_TRECHO DO DOCUMENTO:_
+ + + + +
Como nada acontece por acaso – ainda bem – eis que um dia recebo um e-mail de um tal Marcelo dizendo ter lido meu Flor e Cimento e fazendo observações muito afiadas. A partir daí mantivemos longas conversas acerca da literatura e adjacências. E, nestes diálogos, descubro uma pessoa de raríssima percepção das coisas e, o melhor, um poeta de primeira. Eu disse a ele e repito aqui que pretendo, ainda nesta encarnação, conseguir ter uma escrita tão afiada quanto a dele. A “técnica” de Marcelo é admirável: contundente, certeira, cortante, com uma precisão microscópica. Os dois poemas que seguem foram escritos recentemente. Apreciem sem moderação.
+ + + + +
_SEGMENTO DE DADOS:_
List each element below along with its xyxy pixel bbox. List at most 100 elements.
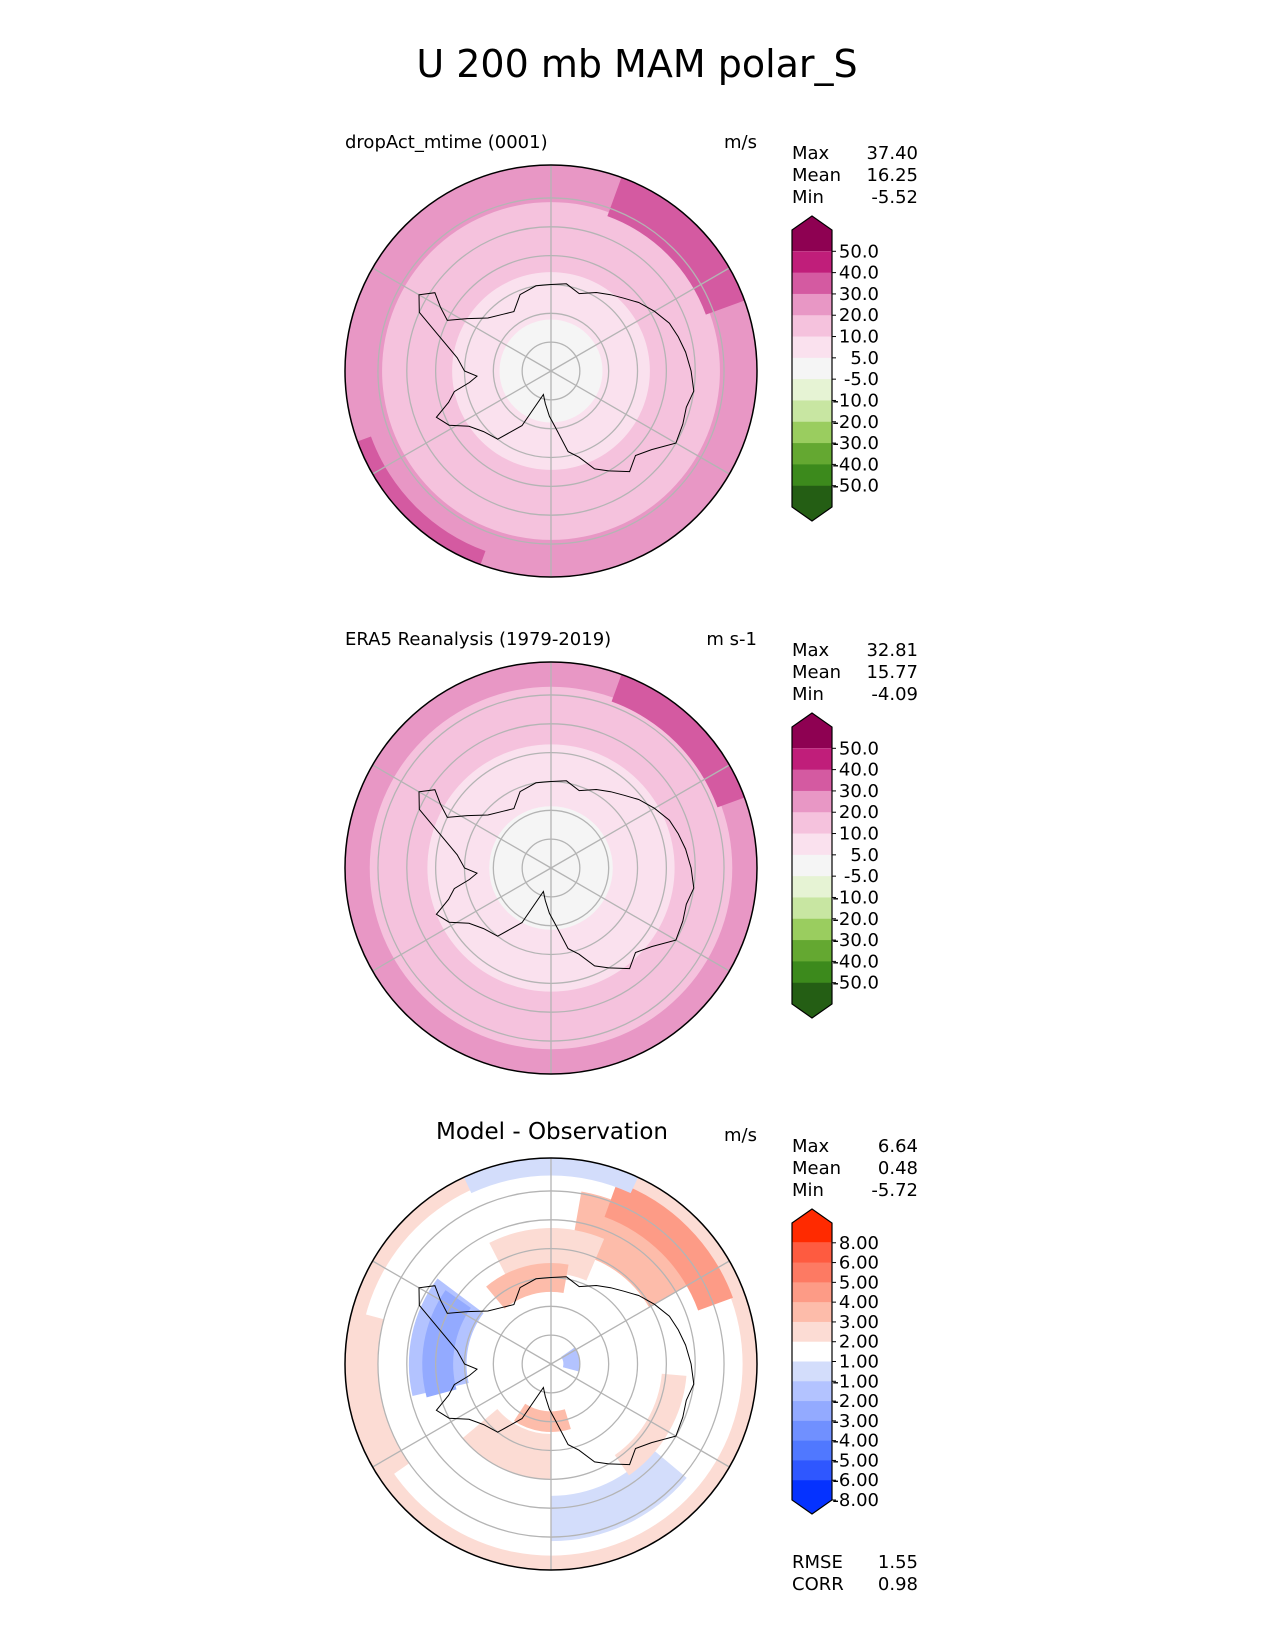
+ + + + +
_DETALHES DA TAREFA:_
Transcreva do trecho do documento a parte que vai de “Como nada acontece” até “Apreciem sem moderação.”, incluindo essas palavras. A listagem não é usada aqui.

_RESPOSTA DA TAREFA:_
Como nada acontece por acaso – ainda bem – eis que um dia recebo um e-mail de um tal Marcelo dizendo ter lido meu Flor e Cimento e fazendo observações muito afiadas. A partir daí mantivemos longas conversas acerca da literatura e adjacências. E, nestes diálogos, descubro uma pessoa de raríssima percepção das coisas e, o melhor, um poeta de primeira. Eu disse a ele e repito aqui que pretendo, ainda nesta encarnação, conseguir ter uma escrita tão afiada quanto a dele. A “técnica” de Marcelo é admirável: contundente, certeira, cortante, com uma precisão microscópica. Os dois poemas que seguem foram escritos recentemente. Apreciem sem moderação.